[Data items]

┌──

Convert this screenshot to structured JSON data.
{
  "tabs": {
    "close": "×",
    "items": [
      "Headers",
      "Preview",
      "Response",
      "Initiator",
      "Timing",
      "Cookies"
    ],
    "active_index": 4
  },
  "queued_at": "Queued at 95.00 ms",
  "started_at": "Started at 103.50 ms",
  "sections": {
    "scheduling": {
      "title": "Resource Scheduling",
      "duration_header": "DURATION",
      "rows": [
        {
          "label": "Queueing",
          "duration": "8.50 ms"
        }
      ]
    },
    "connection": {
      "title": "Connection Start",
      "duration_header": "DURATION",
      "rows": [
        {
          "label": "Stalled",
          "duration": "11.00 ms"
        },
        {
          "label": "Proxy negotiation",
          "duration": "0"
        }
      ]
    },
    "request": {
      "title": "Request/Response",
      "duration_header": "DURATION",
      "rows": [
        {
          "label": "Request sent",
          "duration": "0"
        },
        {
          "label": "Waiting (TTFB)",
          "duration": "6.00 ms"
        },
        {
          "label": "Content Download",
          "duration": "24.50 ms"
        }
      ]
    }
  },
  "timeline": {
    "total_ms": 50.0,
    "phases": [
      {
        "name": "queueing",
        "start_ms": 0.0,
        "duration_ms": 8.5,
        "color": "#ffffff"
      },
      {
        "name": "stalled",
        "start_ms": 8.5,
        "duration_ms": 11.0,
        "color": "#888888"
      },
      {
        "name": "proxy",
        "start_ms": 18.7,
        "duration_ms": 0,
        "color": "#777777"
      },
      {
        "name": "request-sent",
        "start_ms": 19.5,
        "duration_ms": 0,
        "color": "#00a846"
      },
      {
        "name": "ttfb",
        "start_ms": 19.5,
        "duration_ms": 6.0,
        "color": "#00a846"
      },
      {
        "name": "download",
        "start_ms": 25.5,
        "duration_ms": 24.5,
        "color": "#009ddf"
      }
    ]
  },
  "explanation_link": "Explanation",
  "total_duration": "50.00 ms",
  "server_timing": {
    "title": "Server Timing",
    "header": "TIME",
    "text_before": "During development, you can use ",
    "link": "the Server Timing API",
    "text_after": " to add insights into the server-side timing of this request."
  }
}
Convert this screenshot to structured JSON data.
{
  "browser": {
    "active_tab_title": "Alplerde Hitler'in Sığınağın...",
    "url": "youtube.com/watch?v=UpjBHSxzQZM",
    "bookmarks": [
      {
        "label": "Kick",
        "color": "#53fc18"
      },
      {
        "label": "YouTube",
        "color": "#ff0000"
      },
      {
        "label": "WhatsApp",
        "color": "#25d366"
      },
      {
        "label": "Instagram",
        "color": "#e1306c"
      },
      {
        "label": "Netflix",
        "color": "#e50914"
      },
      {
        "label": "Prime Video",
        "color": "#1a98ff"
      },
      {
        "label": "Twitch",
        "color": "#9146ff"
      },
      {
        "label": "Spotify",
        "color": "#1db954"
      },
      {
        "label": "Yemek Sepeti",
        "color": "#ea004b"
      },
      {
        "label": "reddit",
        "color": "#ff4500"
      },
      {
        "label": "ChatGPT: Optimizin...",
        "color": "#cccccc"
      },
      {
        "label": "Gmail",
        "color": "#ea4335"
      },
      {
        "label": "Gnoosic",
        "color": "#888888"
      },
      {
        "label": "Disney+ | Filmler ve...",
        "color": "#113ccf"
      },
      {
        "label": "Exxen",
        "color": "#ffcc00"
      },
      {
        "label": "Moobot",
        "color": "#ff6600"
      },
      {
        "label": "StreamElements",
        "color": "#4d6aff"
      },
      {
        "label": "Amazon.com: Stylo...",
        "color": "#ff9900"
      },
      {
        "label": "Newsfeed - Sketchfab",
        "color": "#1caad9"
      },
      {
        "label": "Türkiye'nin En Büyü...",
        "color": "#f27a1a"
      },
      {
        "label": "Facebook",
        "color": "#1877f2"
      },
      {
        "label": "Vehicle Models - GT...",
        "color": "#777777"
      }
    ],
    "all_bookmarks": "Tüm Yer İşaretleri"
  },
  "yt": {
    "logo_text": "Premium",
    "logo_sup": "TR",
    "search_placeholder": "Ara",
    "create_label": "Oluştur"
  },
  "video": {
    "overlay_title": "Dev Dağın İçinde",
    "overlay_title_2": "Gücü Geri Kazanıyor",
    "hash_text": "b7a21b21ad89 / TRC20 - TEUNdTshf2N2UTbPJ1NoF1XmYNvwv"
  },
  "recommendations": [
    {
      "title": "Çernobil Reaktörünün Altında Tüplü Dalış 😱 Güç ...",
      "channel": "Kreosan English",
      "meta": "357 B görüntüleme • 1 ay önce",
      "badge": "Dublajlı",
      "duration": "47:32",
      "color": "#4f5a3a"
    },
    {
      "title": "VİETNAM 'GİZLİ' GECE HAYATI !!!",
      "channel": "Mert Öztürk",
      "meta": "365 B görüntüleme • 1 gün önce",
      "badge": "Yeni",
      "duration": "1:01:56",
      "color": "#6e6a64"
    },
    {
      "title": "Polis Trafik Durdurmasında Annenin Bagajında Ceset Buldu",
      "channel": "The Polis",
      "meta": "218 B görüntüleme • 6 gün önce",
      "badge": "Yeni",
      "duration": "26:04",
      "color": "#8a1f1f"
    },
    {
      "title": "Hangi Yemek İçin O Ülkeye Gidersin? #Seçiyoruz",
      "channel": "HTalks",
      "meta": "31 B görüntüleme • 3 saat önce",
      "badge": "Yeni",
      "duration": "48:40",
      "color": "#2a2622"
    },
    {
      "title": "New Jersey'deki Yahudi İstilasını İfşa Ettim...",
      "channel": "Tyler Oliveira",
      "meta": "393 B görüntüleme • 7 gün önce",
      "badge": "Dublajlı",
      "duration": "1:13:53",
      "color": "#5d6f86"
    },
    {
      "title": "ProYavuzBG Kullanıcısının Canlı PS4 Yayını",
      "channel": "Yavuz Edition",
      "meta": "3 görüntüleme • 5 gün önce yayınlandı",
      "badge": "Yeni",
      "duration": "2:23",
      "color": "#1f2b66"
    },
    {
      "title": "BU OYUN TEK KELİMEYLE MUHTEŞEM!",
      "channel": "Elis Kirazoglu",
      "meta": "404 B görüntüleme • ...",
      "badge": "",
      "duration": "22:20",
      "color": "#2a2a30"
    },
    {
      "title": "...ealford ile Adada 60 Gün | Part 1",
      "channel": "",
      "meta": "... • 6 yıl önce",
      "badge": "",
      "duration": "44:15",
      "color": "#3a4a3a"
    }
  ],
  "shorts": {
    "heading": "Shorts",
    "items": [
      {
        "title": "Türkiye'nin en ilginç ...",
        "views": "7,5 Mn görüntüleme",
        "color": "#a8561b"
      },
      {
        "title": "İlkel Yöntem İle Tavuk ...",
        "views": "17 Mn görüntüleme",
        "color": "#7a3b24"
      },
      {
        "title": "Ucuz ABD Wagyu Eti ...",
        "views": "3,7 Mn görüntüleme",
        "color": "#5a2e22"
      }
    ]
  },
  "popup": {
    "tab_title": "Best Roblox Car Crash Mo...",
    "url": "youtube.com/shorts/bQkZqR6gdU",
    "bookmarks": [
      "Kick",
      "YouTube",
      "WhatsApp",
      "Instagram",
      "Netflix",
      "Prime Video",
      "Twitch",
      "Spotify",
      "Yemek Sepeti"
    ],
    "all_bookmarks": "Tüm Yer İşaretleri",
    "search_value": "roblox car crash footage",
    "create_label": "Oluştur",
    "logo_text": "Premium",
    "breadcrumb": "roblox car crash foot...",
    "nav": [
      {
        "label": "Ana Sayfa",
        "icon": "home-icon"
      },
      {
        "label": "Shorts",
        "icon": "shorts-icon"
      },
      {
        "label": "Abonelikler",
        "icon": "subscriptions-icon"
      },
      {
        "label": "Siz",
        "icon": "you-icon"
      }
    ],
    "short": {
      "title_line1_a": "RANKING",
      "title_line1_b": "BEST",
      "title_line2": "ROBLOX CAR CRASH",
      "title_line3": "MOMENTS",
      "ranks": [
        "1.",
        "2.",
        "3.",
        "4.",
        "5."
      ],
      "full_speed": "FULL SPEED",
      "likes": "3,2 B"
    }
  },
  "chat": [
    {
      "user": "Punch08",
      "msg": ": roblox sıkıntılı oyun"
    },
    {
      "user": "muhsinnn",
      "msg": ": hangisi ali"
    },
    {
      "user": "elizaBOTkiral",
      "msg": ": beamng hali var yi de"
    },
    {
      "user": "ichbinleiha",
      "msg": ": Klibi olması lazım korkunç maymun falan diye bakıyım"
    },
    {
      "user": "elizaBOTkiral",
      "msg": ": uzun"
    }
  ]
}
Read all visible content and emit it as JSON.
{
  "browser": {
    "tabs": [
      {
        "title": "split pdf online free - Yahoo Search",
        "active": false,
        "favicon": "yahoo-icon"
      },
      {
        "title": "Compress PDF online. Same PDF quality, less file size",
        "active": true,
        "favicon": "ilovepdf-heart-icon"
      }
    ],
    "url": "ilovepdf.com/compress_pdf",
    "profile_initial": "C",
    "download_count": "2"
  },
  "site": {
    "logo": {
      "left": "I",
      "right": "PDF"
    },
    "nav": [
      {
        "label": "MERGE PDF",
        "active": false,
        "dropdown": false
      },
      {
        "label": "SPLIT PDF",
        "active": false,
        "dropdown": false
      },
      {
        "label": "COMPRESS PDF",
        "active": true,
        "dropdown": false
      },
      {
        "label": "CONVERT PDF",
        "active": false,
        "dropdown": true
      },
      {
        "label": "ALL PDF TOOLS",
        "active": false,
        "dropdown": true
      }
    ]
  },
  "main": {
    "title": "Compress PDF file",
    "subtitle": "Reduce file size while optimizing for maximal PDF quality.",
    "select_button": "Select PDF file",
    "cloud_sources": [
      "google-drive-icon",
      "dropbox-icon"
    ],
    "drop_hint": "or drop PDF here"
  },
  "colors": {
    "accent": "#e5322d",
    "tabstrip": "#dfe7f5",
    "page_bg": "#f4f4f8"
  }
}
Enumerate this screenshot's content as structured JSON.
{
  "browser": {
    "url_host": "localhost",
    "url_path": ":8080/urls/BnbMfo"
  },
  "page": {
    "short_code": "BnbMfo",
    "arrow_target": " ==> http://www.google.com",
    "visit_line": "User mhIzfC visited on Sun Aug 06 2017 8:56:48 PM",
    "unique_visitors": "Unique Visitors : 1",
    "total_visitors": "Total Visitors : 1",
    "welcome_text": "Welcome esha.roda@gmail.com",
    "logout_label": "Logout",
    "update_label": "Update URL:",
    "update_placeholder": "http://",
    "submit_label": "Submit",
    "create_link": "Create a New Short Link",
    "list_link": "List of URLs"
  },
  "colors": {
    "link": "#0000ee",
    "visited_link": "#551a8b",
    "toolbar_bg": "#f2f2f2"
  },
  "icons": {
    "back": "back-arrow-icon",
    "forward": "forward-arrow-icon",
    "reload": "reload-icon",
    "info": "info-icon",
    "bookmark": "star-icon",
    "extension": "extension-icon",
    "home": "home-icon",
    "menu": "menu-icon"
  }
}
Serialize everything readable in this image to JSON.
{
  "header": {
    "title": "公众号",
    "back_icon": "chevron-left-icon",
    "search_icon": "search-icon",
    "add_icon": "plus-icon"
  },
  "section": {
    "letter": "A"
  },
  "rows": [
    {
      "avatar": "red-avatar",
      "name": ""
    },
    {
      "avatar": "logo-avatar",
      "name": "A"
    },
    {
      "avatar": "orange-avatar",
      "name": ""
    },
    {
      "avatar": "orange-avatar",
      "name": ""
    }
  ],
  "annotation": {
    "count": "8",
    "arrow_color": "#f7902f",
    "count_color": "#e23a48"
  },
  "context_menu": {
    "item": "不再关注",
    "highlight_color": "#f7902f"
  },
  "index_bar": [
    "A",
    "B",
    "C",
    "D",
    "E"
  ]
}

└──

■ REQUIREMENT:
Among the lines above, how many contain the string "Yemek"? State the number alone.

■ COMPLETE OUTPUT:
3